Exercise prompt. Pick out the lines below that include the string "pasiv".

** START OF Exercise input **

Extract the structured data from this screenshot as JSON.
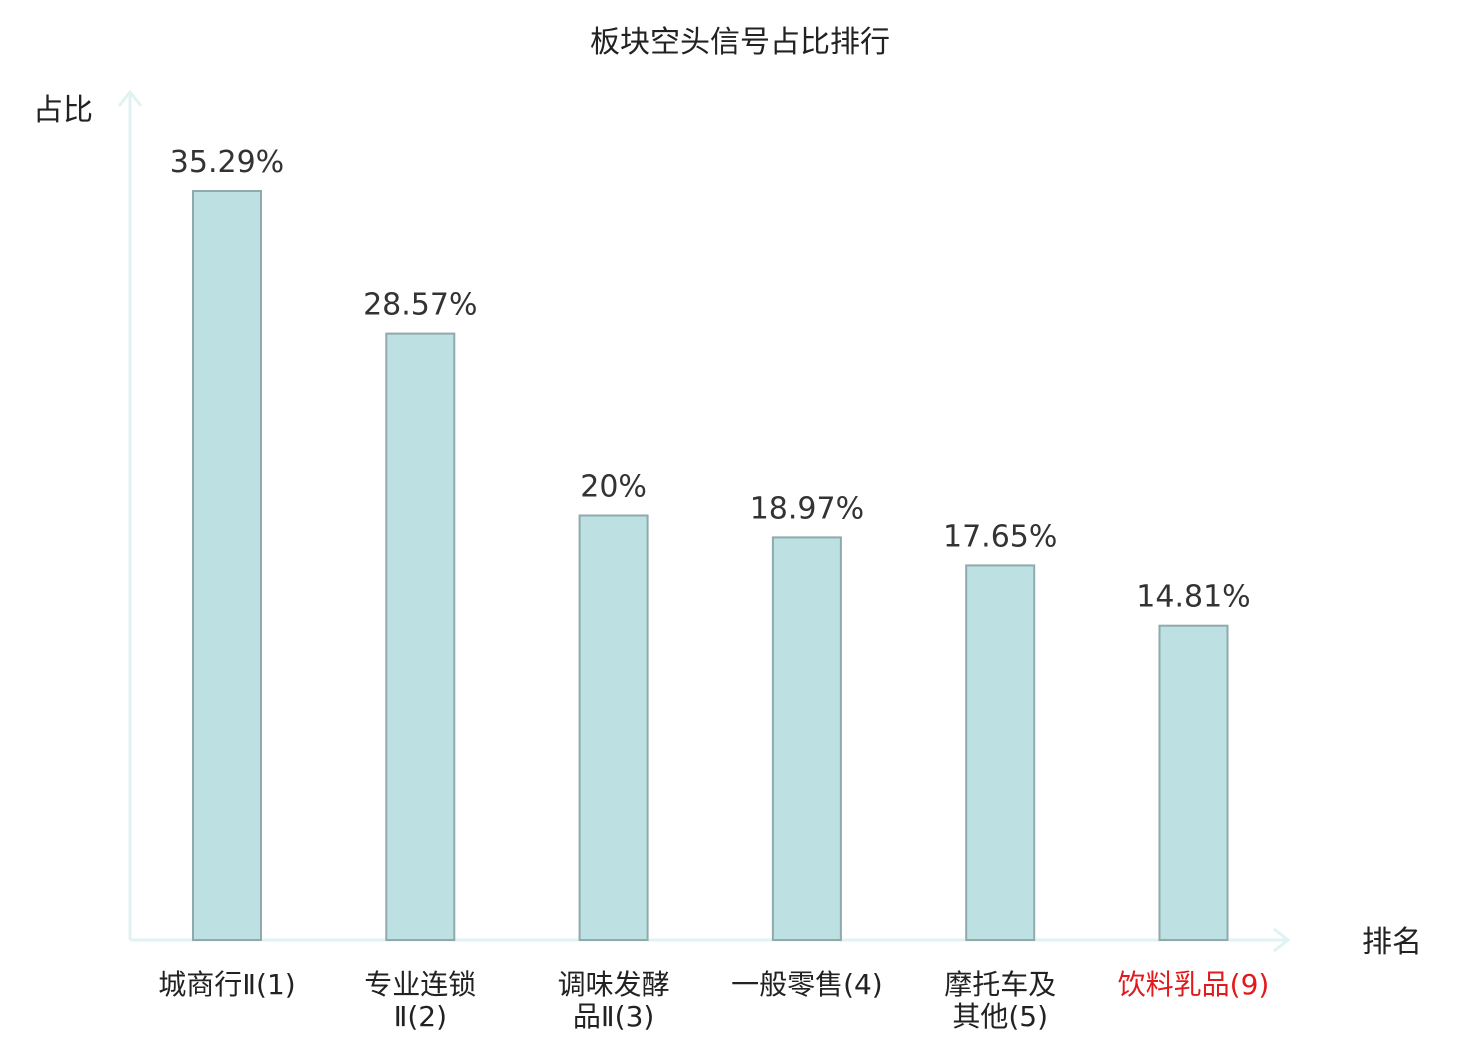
{
  "chart_data": {
    "type": "bar",
    "title": "板块空头信号占比排行",
    "ylabel": "占比",
    "xlabel": "排名",
    "categories": [
      [
        "城商行Ⅱ(1)"
      ],
      [
        "专业连锁",
        "Ⅱ(2)"
      ],
      [
        "调味发酵",
        "品Ⅱ(3)"
      ],
      [
        "一般零售(4)"
      ],
      [
        "摩托车及",
        "其他(5)"
      ],
      [
        "饮料乳品(9)"
      ]
    ],
    "values": [
      35.29,
      28.57,
      20,
      18.97,
      17.65,
      14.81
    ],
    "value_labels": [
      "35.29%",
      "28.57%",
      "20%",
      "18.97%",
      "17.65%",
      "14.81%"
    ],
    "highlight_index": 5,
    "ylim": [
      0,
      40
    ],
    "grid": false,
    "colors": {
      "bar_fill": "#bde0e2",
      "bar_stroke": "#8faaad",
      "axis": "#e0f2f1",
      "text": "#333333",
      "highlight_text": "#e31a1c"
    }
  }
}
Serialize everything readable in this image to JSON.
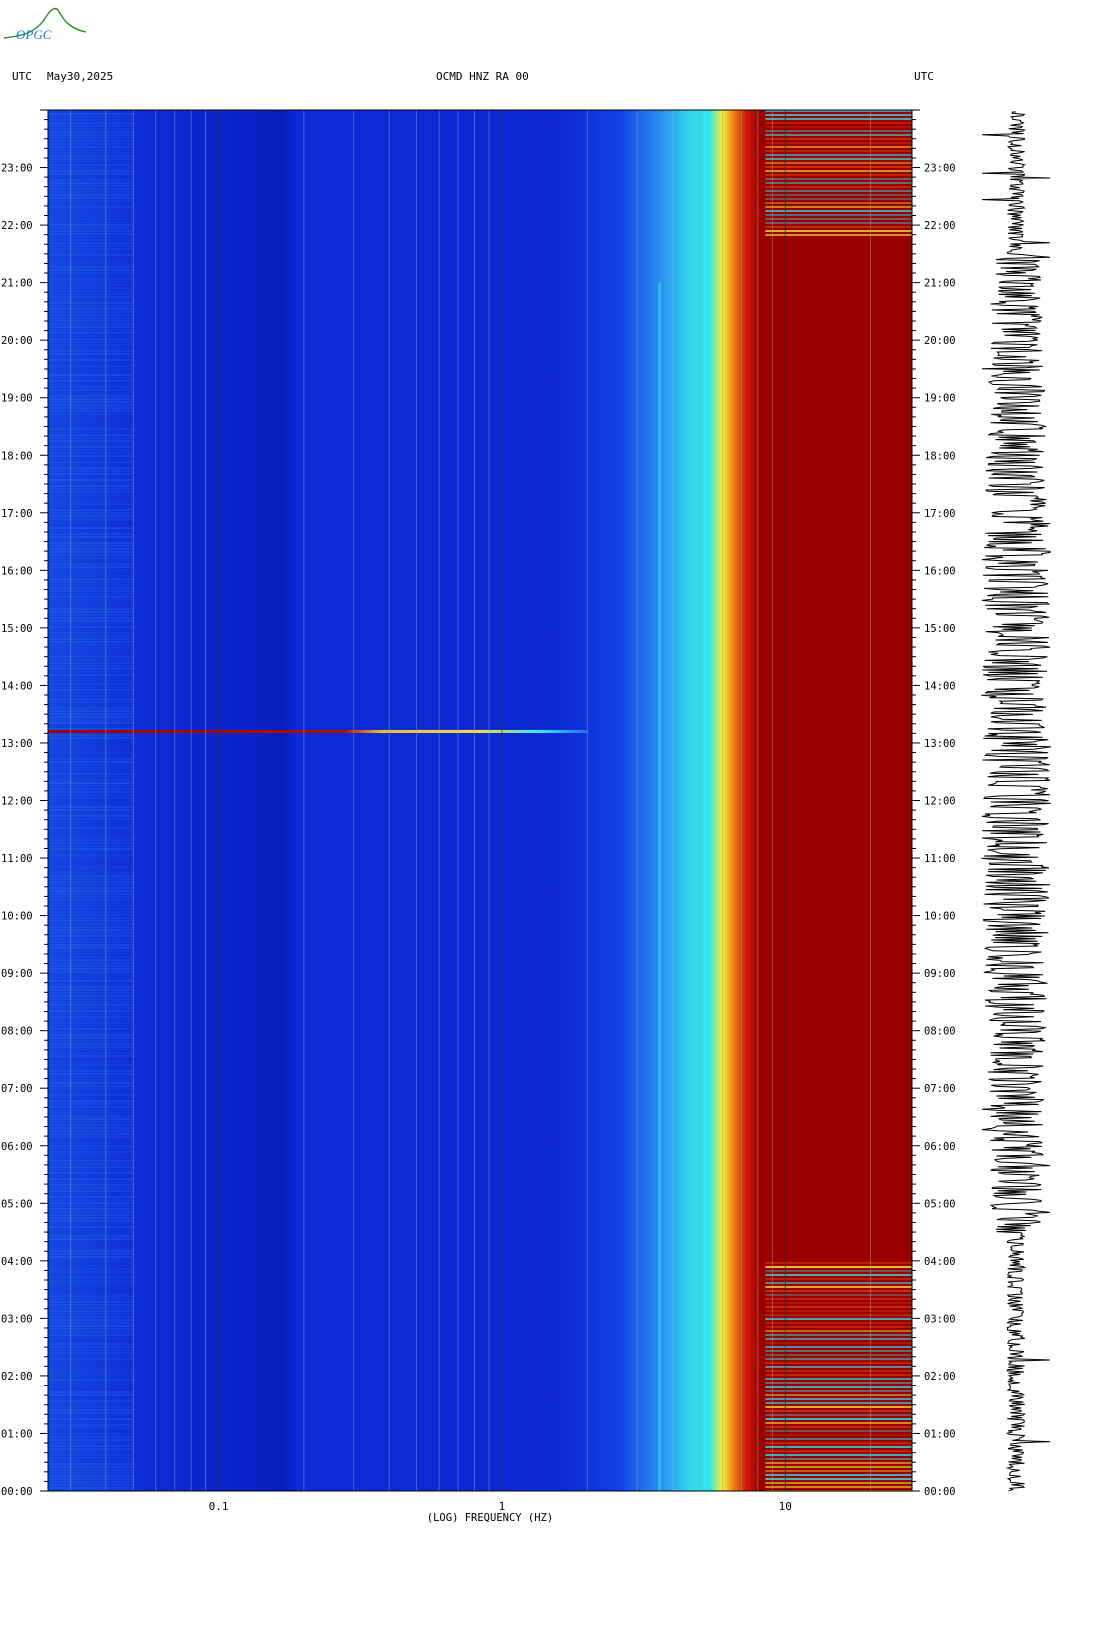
{
  "header": {
    "left_tz": "UTC",
    "date": "May30,2025",
    "station": "OCMD HNZ RA 00",
    "right_tz": "UTC"
  },
  "logo_text": "OPGC",
  "colors": {
    "blue": "#0a1ecf",
    "cyan": "#2ee6f0",
    "yellow": "#f2f23a",
    "red": "#9b0000",
    "trace": "#000000"
  },
  "chart_data": {
    "type": "heatmap",
    "title": "OCMD HNZ RA 00",
    "xlabel": "(LOG) FREQUENCY (HZ)",
    "ylabel": "",
    "x_scale": "log",
    "xlim": [
      0.025,
      28
    ],
    "x_tick_labels": [
      {
        "value": 0.1,
        "label": "0.1"
      },
      {
        "value": 1,
        "label": "1"
      },
      {
        "value": 10,
        "label": "10"
      }
    ],
    "y_tick_labels": [
      "00:00",
      "01:00",
      "02:00",
      "03:00",
      "04:00",
      "05:00",
      "06:00",
      "07:00",
      "08:00",
      "09:00",
      "10:00",
      "11:00",
      "12:00",
      "13:00",
      "14:00",
      "15:00",
      "16:00",
      "17:00",
      "18:00",
      "19:00",
      "20:00",
      "21:00",
      "22:00",
      "23:00"
    ],
    "ylim_hours": [
      0,
      24
    ],
    "features": [
      {
        "name": "broadband transient",
        "time_h": 13.2,
        "f_max_hz": 2.0
      },
      {
        "name": "spectral line",
        "freq_hz": 3.6
      },
      {
        "name": "high-energy band onset",
        "freq_hz": 6.5
      }
    ]
  }
}
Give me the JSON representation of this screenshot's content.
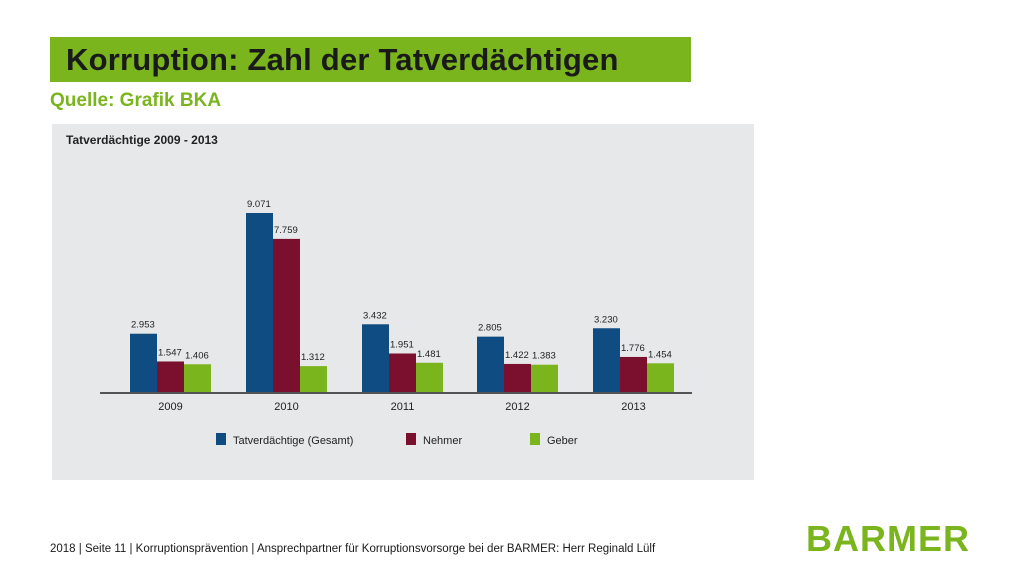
{
  "slide": {
    "title": "Korruption: Zahl der Tatverdächtigen",
    "source": "Quelle: Grafik BKA",
    "footer": "2018 | Seite 11 | Korruptionsprävention | Ansprechpartner für Korruptionsvorsorge bei der BARMER: Herr Reginald Lülf",
    "logo": "BARMER",
    "accent_color": "#7ab51d"
  },
  "chart_data": {
    "type": "bar",
    "title": "Tatverdächtige 2009 - 2013",
    "categories": [
      "2009",
      "2010",
      "2011",
      "2012",
      "2013"
    ],
    "series": [
      {
        "name": "Tatverdächtige (Gesamt)",
        "color": "#0f4c81",
        "values": [
          2953,
          9071,
          3432,
          2805,
          3230
        ],
        "labels": [
          "2.953",
          "9.071",
          "3.432",
          "2.805",
          "3.230"
        ]
      },
      {
        "name": "Nehmer",
        "color": "#7a0f2e",
        "values": [
          1547,
          7759,
          1951,
          1422,
          1776
        ],
        "labels": [
          "1.547",
          "7.759",
          "1.951",
          "1.422",
          "1.776"
        ]
      },
      {
        "name": "Geber",
        "color": "#7ab51d",
        "values": [
          1406,
          1312,
          1481,
          1383,
          1454
        ],
        "labels": [
          "1.406",
          "1.312",
          "1.481",
          "1.383",
          "1.454"
        ]
      }
    ],
    "ylim": [
      0,
      9071
    ],
    "grid": false,
    "legend_position": "bottom"
  }
}
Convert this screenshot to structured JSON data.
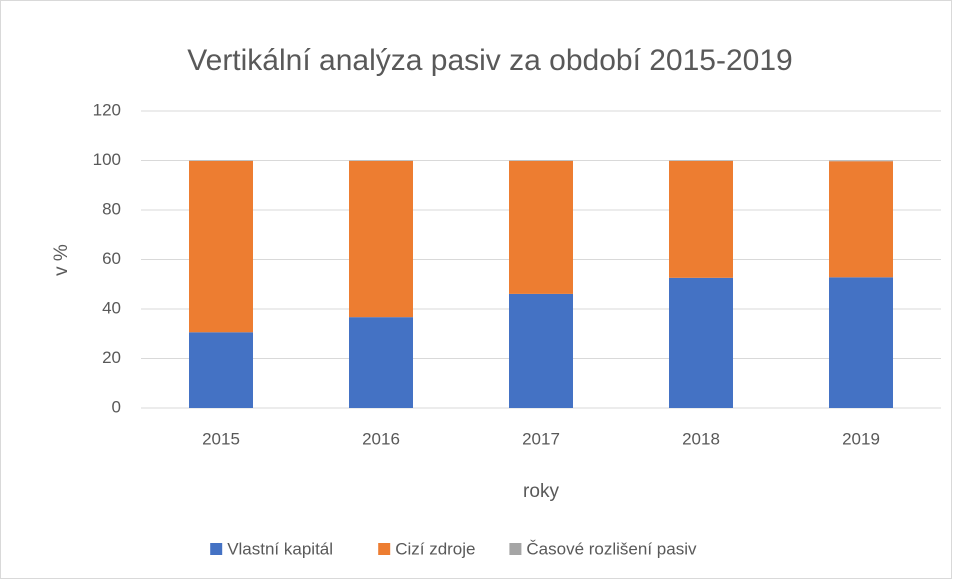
{
  "chart_data": {
    "type": "stacked_bar",
    "title": "Vertikální analýza pasiv za období 2015-2019",
    "x_label": "roky",
    "y_label": "v %",
    "categories": [
      "2015",
      "2016",
      "2017",
      "2018",
      "2019"
    ],
    "series": [
      {
        "name": "Vlastní kapitál",
        "color": "#4472c4",
        "values": [
          30.6,
          36.7,
          46.1,
          52.6,
          52.8
        ]
      },
      {
        "name": "Cizí zdroje",
        "color": "#ed7d31",
        "values": [
          69.2,
          63.1,
          53.7,
          47.2,
          46.9
        ]
      },
      {
        "name": "Časové rozlišení pasiv",
        "color": "#a5a5a5",
        "values": [
          0.2,
          0.2,
          0.2,
          0.2,
          0.3
        ]
      }
    ],
    "ylim": [
      0,
      120
    ],
    "yticks": [
      0,
      20,
      40,
      60,
      80,
      100,
      120
    ],
    "grid": true,
    "legend": "bottom"
  }
}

** END OF Exercise input **

Task output.
    "title": "Vertikální analýza pasiv za období 2015-2019",
        "name": "Časové rozlišení pasiv",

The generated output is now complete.